[start of Supplied material]
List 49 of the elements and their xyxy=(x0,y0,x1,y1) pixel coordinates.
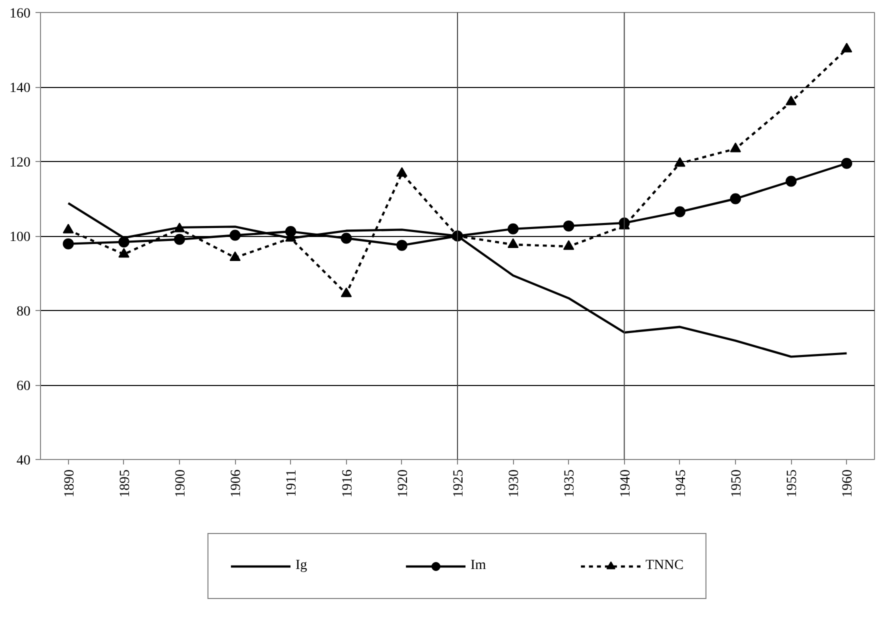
x-tick-label: 1906 xyxy=(229,470,244,498)
legend-label: Im xyxy=(470,558,487,574)
point xyxy=(174,234,185,245)
x-tick-label: 1895 xyxy=(118,470,133,498)
point xyxy=(730,142,741,152)
point xyxy=(563,220,574,232)
x-tick-label: 1930 xyxy=(507,470,522,498)
point xyxy=(563,240,574,250)
point xyxy=(396,167,408,177)
x-tick-label: 1950 xyxy=(730,470,744,498)
point xyxy=(230,230,241,241)
y-tick-label: 160 xyxy=(10,6,30,22)
point xyxy=(396,240,408,251)
point xyxy=(118,236,130,248)
point xyxy=(674,206,686,218)
point xyxy=(62,238,74,250)
y-tick-label: 120 xyxy=(10,156,30,170)
x-tick-label: 1945 xyxy=(674,470,689,498)
x-tick-label: 1960 xyxy=(840,470,856,498)
x-tick-label: 1925 xyxy=(452,470,466,498)
point xyxy=(118,248,130,258)
point xyxy=(508,238,519,248)
legend-label: TNNC xyxy=(645,558,684,574)
x-tick-label: 1890 xyxy=(62,470,78,498)
y-tick-label: 140 xyxy=(10,81,30,96)
x-tick-label: 1935 xyxy=(562,470,578,498)
x-tick-label: 1955 xyxy=(785,470,800,498)
point xyxy=(841,42,852,52)
point xyxy=(786,96,797,106)
y-tick-label: 60 xyxy=(16,379,30,394)
point xyxy=(340,287,352,298)
x-tick-label: 1920 xyxy=(396,470,411,498)
point xyxy=(174,222,185,232)
point xyxy=(730,193,741,204)
legend-label: Ig xyxy=(295,558,308,574)
point xyxy=(62,224,74,234)
y-tick-label: 80 xyxy=(16,304,30,320)
x-tick-label: 1916 xyxy=(340,470,356,498)
x-tick-label: 1900 xyxy=(174,470,188,498)
point xyxy=(841,158,852,169)
point xyxy=(674,157,686,167)
y-tick-label: 100 xyxy=(10,230,30,245)
x-tick-label: 1940 xyxy=(618,470,634,498)
x-tick-label: 1911 xyxy=(284,469,300,497)
point xyxy=(340,232,352,244)
point xyxy=(508,223,519,234)
point xyxy=(230,251,241,261)
y-tick-label: 40 xyxy=(16,454,30,468)
point xyxy=(786,176,797,187)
[end of Supplied material]
#### Written instruction
Select every line of the material above that contains the string "legend", matching upper and lower case exactly.

#### Finished exercise
legend-label: Im xyxy=(470,558,487,574)
legend-label: TNNC xyxy=(645,558,684,574)
legend-label: Ig xyxy=(295,558,308,574)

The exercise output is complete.